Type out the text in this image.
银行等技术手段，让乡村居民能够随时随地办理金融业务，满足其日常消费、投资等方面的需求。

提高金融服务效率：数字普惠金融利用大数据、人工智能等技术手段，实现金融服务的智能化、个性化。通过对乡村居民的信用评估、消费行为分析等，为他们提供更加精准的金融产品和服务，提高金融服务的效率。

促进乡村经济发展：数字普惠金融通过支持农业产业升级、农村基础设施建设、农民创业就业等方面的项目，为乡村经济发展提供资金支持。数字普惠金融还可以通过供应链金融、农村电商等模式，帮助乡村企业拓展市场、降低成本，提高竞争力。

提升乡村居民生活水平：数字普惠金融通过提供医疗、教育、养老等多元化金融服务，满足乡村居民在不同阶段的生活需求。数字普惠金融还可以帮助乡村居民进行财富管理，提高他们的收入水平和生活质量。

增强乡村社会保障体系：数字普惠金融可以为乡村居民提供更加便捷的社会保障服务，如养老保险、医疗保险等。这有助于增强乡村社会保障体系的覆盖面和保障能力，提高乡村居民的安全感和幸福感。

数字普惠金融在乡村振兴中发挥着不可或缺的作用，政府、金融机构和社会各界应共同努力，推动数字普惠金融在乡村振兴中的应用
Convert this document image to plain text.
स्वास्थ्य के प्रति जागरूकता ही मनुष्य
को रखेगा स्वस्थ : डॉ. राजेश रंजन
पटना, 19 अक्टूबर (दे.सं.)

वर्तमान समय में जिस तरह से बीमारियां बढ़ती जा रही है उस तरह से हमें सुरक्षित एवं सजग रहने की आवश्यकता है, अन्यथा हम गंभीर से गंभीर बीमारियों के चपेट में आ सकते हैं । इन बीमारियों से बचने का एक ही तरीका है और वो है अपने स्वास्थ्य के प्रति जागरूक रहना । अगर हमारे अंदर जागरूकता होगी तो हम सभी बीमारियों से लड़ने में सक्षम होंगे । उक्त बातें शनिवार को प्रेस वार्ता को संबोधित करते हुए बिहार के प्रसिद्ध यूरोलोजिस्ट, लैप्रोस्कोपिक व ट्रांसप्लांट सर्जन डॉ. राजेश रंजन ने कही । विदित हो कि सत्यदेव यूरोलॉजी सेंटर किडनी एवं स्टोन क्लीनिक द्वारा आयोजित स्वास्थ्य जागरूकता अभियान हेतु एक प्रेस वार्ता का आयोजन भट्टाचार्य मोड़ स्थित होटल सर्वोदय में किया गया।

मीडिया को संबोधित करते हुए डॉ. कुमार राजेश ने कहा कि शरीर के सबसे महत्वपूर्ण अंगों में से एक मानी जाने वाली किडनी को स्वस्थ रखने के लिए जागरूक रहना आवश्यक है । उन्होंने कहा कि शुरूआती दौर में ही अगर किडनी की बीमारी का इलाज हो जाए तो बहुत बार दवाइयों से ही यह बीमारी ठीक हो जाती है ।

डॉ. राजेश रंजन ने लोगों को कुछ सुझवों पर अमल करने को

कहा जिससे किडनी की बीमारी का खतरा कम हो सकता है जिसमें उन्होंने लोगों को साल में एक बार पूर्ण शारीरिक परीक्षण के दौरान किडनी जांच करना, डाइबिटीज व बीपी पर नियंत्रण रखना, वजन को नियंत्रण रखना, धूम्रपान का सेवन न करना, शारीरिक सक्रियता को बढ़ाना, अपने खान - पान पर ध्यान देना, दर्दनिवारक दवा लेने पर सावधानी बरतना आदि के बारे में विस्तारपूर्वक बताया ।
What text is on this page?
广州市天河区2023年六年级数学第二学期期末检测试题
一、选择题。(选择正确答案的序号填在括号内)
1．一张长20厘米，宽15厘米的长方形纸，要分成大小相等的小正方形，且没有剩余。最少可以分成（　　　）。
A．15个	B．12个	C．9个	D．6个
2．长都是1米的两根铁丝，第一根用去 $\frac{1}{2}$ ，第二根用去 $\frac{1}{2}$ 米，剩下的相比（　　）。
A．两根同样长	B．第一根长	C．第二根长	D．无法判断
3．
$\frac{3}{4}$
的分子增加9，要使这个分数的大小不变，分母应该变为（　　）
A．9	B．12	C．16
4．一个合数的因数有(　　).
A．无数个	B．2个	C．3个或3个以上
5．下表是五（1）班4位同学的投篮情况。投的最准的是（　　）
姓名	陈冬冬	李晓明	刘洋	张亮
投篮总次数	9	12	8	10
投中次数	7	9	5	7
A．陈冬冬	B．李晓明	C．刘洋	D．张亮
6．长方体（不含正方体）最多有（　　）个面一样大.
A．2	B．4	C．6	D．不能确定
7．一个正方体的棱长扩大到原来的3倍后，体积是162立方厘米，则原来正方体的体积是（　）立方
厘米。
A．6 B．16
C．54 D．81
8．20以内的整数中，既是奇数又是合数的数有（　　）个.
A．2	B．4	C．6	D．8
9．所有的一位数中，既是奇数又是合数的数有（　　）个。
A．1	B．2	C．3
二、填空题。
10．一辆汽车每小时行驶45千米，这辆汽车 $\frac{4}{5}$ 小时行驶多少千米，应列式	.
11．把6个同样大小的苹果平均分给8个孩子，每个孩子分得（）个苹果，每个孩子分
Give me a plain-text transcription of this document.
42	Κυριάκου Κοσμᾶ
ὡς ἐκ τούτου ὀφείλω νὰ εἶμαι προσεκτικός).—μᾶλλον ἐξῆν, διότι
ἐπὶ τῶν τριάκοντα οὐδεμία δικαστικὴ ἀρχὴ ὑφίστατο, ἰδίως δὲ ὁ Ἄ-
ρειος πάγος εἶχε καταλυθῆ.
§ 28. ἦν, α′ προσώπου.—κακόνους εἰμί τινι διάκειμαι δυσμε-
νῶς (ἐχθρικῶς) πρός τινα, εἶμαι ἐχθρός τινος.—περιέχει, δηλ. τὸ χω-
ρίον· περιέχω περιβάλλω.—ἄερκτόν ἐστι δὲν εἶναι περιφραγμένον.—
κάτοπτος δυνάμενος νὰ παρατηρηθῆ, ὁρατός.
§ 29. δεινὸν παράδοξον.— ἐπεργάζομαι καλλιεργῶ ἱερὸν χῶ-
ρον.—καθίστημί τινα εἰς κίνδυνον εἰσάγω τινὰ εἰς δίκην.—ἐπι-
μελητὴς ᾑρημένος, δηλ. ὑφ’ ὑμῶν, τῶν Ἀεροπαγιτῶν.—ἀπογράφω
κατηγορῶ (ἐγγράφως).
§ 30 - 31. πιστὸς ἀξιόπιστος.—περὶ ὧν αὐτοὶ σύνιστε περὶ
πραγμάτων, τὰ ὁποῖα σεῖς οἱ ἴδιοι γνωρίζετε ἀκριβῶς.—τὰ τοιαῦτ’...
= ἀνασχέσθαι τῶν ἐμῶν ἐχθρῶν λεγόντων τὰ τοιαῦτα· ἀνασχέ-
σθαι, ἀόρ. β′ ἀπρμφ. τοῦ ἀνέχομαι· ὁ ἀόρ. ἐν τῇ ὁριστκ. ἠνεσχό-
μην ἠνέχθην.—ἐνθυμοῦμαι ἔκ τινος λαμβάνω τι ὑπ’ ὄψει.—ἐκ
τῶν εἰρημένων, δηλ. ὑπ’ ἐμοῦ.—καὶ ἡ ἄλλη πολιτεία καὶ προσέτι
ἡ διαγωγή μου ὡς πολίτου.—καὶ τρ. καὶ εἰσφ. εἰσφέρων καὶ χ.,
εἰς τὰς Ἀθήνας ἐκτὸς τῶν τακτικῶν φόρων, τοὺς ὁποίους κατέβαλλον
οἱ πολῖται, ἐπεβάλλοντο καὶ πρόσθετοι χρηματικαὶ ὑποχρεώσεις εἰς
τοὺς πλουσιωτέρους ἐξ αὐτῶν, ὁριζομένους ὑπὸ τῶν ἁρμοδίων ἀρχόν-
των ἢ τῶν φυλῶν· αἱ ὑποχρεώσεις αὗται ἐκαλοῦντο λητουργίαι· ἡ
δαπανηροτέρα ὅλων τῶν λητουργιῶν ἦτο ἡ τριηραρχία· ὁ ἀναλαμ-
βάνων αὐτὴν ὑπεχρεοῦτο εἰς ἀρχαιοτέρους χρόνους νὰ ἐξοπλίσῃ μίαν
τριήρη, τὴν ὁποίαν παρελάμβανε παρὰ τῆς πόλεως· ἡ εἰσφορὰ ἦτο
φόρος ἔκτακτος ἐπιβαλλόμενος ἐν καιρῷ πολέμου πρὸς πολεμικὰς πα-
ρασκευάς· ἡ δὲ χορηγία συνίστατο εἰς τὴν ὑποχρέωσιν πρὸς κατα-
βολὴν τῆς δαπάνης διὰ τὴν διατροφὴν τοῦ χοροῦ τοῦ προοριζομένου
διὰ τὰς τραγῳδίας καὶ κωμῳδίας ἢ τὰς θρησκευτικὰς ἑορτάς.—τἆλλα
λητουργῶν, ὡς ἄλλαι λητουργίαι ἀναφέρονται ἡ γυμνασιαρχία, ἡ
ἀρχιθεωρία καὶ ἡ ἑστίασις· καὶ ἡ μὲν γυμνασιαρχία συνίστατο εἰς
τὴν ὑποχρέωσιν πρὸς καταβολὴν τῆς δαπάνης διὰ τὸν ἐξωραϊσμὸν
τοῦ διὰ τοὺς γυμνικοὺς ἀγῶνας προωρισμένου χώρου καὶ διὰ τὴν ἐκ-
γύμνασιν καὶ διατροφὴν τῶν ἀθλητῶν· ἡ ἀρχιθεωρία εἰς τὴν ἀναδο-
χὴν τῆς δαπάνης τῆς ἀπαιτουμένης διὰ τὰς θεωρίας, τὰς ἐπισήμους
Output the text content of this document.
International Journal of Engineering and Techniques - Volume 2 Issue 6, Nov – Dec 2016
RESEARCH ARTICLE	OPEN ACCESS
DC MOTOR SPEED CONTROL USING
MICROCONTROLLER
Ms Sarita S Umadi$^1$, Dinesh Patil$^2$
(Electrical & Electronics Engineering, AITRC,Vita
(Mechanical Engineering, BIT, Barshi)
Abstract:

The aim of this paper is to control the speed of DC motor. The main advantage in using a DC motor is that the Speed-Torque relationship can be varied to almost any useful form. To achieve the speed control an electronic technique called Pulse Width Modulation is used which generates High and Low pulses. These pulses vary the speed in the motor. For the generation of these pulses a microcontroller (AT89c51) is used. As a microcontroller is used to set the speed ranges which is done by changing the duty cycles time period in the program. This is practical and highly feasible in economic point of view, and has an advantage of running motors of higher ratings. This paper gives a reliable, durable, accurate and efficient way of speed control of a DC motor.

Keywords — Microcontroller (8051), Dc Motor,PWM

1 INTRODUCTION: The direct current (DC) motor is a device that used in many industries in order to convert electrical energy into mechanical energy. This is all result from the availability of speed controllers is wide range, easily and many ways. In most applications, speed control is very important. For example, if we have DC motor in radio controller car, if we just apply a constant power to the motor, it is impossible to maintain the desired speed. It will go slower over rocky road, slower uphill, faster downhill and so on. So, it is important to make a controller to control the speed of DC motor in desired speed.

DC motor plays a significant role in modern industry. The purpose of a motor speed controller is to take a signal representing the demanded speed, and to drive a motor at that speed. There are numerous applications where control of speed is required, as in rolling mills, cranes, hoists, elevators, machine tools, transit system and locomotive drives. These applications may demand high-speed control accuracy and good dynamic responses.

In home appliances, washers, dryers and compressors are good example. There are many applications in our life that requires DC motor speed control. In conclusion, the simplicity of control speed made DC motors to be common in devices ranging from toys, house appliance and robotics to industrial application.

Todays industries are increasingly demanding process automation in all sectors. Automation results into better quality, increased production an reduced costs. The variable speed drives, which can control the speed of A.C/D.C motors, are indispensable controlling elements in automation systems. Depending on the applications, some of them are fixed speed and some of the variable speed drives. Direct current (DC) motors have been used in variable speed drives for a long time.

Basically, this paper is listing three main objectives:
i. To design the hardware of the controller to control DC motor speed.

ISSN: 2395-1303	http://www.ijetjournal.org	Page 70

> **Challenge**: Work through the records line by line and tally those with the word "γυμνασιαρχία". Report only the total.

> **Task answer**: 2